== Problem to solve ==
Give only one thing: the number of lines that include the word "Perturbation".
---------- Task input ----------
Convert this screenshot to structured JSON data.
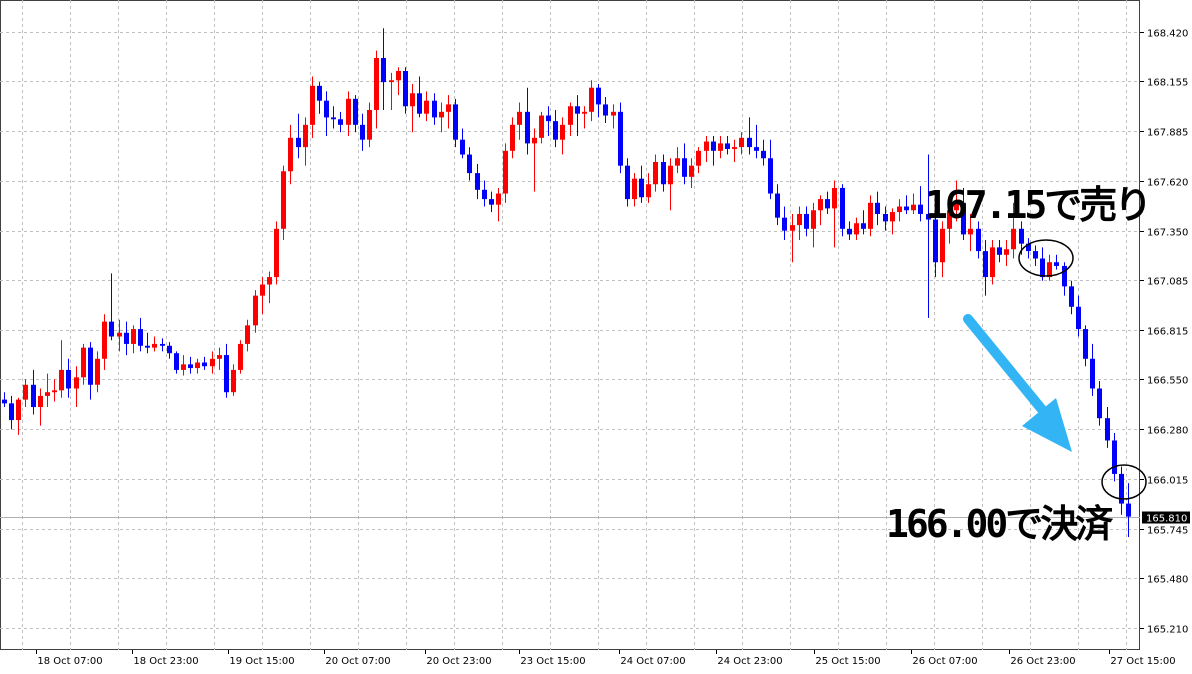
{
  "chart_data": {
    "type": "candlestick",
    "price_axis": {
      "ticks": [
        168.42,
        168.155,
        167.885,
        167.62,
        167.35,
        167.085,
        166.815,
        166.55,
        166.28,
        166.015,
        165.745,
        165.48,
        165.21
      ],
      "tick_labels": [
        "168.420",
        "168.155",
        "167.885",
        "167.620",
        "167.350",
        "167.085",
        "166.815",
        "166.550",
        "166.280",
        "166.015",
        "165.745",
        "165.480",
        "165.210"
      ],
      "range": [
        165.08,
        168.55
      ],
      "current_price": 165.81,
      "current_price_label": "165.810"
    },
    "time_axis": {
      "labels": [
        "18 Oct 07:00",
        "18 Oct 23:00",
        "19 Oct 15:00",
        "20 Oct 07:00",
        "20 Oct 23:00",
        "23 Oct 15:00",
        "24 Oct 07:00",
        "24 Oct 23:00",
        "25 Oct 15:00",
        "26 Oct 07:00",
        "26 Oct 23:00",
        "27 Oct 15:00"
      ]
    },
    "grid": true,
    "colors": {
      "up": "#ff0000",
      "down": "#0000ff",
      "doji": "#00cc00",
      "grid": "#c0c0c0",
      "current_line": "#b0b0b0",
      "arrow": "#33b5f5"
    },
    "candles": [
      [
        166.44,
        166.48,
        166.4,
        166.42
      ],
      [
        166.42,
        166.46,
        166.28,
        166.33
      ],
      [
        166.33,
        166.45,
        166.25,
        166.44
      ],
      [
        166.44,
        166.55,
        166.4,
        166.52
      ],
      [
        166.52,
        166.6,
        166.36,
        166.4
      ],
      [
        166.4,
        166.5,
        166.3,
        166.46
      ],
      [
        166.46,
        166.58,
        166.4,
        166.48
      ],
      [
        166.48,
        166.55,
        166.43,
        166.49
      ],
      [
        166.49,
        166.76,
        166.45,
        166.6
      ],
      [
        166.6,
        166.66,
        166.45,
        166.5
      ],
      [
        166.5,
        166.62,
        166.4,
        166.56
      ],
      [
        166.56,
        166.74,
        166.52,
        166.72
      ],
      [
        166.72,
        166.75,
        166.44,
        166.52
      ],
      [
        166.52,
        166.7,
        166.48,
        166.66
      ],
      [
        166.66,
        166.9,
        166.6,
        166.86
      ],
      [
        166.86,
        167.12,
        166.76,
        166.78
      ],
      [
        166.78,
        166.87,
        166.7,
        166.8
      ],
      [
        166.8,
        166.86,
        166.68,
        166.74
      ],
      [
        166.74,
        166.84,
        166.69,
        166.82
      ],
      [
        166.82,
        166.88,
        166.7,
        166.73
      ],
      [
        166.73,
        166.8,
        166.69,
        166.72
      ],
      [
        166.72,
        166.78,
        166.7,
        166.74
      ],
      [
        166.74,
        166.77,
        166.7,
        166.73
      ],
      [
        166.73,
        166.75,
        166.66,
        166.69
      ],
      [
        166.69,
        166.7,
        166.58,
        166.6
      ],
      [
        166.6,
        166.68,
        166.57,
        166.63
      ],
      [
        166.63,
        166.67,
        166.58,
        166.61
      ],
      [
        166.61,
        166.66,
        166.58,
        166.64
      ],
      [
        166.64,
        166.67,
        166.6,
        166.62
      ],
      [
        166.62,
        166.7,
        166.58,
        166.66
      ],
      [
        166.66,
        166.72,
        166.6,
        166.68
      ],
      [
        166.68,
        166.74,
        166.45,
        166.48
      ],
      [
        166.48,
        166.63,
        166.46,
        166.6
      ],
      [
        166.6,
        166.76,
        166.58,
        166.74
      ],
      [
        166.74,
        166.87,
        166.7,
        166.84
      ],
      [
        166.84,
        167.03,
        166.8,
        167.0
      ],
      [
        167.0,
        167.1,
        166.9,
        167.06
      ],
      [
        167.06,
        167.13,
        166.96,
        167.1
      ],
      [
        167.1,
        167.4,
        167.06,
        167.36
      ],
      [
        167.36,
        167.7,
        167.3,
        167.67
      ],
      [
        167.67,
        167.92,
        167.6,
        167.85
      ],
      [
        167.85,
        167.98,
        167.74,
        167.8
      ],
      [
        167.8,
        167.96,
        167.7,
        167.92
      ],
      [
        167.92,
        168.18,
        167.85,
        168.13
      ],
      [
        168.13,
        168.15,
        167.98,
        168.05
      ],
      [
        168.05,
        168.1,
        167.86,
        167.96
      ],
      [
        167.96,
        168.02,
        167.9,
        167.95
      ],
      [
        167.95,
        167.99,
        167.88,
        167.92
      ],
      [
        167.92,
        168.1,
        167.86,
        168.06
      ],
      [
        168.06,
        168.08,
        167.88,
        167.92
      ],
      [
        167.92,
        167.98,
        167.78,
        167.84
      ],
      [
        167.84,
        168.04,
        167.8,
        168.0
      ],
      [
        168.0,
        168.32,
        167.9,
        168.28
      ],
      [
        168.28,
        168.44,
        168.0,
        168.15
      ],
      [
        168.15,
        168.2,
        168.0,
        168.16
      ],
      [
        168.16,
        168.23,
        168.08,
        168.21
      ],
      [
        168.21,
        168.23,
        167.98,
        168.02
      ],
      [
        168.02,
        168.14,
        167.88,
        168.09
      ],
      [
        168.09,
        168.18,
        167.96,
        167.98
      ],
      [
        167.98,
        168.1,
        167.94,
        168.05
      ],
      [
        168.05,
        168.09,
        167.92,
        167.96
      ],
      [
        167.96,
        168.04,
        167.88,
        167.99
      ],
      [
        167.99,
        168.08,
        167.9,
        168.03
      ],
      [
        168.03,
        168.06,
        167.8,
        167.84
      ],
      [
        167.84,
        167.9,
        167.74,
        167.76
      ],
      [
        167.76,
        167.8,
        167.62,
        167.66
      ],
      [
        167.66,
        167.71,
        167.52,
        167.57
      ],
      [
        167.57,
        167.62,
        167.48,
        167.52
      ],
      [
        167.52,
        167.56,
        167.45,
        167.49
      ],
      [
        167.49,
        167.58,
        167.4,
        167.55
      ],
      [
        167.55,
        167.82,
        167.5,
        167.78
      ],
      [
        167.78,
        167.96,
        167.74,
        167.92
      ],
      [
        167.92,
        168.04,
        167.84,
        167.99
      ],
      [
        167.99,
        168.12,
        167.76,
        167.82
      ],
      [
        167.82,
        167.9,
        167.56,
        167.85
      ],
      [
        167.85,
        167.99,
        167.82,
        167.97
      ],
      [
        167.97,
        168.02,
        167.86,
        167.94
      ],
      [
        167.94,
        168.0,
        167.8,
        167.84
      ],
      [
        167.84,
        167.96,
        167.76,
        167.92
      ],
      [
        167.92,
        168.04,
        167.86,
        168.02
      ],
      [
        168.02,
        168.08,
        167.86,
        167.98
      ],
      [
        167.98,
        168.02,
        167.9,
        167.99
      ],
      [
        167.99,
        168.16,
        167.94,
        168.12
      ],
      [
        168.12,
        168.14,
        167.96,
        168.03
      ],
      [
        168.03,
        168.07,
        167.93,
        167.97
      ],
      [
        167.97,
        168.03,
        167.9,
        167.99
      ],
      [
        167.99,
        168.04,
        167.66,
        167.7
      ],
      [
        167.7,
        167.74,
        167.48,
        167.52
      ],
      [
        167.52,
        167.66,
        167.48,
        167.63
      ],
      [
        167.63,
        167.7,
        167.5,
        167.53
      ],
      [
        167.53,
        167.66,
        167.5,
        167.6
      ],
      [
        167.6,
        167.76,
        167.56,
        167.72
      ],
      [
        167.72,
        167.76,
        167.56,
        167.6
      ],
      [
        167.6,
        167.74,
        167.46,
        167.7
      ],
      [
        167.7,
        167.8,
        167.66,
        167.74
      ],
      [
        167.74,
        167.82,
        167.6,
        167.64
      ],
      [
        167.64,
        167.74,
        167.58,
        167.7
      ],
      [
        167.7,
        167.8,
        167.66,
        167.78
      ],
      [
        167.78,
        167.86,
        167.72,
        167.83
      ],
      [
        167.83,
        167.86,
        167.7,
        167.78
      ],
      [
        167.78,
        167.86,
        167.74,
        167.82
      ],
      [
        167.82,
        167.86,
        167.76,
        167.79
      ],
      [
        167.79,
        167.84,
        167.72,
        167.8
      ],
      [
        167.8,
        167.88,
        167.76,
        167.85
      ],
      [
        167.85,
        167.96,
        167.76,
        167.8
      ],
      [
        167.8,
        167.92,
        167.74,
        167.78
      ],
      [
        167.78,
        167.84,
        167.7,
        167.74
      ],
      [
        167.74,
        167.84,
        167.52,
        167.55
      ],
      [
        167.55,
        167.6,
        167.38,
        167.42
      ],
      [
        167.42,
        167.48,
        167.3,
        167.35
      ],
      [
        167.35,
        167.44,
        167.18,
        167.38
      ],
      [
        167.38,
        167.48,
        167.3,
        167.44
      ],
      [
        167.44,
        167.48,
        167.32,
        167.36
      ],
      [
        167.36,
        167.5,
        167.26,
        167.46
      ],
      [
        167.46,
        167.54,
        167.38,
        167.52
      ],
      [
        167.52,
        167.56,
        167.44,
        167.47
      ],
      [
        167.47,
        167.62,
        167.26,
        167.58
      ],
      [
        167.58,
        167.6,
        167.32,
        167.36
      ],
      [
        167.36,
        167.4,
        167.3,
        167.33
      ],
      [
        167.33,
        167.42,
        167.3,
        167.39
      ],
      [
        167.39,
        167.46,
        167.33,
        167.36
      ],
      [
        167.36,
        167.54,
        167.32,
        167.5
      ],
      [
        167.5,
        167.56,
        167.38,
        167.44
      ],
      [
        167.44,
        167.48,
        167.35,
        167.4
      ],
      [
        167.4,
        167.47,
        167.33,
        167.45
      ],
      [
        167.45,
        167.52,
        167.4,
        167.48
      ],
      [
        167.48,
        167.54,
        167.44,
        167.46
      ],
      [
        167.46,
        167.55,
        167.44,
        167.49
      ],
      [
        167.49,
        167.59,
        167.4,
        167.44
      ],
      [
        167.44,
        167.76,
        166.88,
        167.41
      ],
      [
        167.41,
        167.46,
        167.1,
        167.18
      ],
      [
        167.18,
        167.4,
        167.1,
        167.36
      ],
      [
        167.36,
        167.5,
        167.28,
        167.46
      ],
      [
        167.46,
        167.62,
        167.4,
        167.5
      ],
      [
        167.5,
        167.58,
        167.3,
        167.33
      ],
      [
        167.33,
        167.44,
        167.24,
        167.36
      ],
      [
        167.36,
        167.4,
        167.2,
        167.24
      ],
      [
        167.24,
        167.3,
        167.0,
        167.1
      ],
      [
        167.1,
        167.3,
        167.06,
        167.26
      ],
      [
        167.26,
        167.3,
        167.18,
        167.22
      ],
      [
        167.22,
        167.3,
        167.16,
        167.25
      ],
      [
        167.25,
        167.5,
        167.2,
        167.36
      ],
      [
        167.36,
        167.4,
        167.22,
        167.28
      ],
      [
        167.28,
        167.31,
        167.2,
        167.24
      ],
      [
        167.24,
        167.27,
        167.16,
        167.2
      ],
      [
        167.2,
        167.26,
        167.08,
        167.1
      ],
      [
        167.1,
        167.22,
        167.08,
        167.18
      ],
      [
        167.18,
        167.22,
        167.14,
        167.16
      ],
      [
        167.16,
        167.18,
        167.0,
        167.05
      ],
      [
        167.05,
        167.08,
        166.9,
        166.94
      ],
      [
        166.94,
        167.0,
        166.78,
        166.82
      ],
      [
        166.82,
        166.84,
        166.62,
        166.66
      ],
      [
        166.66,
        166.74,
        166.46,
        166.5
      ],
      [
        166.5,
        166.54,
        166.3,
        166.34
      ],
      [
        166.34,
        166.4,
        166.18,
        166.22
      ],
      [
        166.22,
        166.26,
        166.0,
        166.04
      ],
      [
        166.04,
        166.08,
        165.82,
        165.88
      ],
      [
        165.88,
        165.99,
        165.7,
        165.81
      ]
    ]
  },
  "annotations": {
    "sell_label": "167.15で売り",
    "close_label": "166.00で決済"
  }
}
----------
---------- Task input ----------
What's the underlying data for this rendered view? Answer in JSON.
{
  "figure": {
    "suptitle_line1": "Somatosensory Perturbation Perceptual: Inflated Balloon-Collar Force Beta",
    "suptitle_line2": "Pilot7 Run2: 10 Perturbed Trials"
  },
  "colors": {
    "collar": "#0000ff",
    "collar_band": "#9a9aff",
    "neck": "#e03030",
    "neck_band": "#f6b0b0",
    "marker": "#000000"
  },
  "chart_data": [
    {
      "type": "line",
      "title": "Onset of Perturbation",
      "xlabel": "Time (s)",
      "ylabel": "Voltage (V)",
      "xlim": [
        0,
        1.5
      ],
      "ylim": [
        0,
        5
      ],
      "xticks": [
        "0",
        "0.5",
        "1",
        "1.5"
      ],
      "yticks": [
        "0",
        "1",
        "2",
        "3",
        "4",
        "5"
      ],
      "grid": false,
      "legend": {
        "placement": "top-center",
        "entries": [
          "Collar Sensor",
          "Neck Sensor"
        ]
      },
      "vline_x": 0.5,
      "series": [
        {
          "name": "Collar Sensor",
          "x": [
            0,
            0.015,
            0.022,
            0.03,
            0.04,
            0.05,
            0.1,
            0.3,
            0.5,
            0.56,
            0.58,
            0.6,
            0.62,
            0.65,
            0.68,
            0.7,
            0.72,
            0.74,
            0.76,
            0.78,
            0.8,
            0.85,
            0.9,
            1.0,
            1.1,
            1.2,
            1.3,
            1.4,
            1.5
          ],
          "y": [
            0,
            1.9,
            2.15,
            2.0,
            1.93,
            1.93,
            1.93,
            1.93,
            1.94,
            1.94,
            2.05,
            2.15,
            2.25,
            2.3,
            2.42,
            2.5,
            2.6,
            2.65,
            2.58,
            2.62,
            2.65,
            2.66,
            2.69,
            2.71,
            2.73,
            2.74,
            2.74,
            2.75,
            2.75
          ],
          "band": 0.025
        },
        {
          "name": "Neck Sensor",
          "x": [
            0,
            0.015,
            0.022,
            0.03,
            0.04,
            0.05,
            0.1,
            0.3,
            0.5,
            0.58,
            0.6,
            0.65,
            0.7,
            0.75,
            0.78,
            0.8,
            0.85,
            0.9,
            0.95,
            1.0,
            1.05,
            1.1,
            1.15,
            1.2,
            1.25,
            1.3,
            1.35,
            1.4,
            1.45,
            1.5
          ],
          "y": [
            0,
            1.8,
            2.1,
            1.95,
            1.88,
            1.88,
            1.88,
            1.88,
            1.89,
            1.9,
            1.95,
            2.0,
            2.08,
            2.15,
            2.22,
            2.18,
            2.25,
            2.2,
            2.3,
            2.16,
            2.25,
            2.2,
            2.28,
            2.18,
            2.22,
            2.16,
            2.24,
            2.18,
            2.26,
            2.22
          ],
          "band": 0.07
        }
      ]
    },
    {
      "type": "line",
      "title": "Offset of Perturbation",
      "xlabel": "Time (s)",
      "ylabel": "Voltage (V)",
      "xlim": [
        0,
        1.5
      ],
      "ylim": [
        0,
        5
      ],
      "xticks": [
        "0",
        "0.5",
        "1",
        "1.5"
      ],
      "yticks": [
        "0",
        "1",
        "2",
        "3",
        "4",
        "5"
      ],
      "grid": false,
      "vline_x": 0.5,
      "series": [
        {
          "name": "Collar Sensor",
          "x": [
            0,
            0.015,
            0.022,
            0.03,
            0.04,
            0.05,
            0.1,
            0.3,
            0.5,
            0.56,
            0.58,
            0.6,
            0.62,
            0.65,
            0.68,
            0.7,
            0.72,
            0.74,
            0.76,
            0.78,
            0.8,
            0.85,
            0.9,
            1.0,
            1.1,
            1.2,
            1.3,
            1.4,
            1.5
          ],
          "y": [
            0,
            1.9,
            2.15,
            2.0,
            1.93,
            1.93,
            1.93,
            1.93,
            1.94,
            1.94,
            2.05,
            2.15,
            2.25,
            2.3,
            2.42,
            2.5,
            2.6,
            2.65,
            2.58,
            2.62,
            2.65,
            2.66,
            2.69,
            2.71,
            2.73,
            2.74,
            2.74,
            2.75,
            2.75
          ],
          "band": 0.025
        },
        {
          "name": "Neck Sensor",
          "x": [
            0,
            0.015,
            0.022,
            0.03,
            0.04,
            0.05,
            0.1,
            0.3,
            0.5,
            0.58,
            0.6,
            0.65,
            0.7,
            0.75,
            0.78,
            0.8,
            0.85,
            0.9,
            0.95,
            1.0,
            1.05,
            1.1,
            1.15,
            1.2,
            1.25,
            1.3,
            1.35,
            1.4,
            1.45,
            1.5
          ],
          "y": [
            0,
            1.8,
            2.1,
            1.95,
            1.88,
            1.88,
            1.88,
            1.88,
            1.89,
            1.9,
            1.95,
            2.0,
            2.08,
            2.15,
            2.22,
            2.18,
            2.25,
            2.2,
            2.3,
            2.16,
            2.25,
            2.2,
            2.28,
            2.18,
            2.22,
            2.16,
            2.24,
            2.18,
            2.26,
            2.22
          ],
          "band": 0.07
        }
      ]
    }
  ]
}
----------
== Complete output ==
3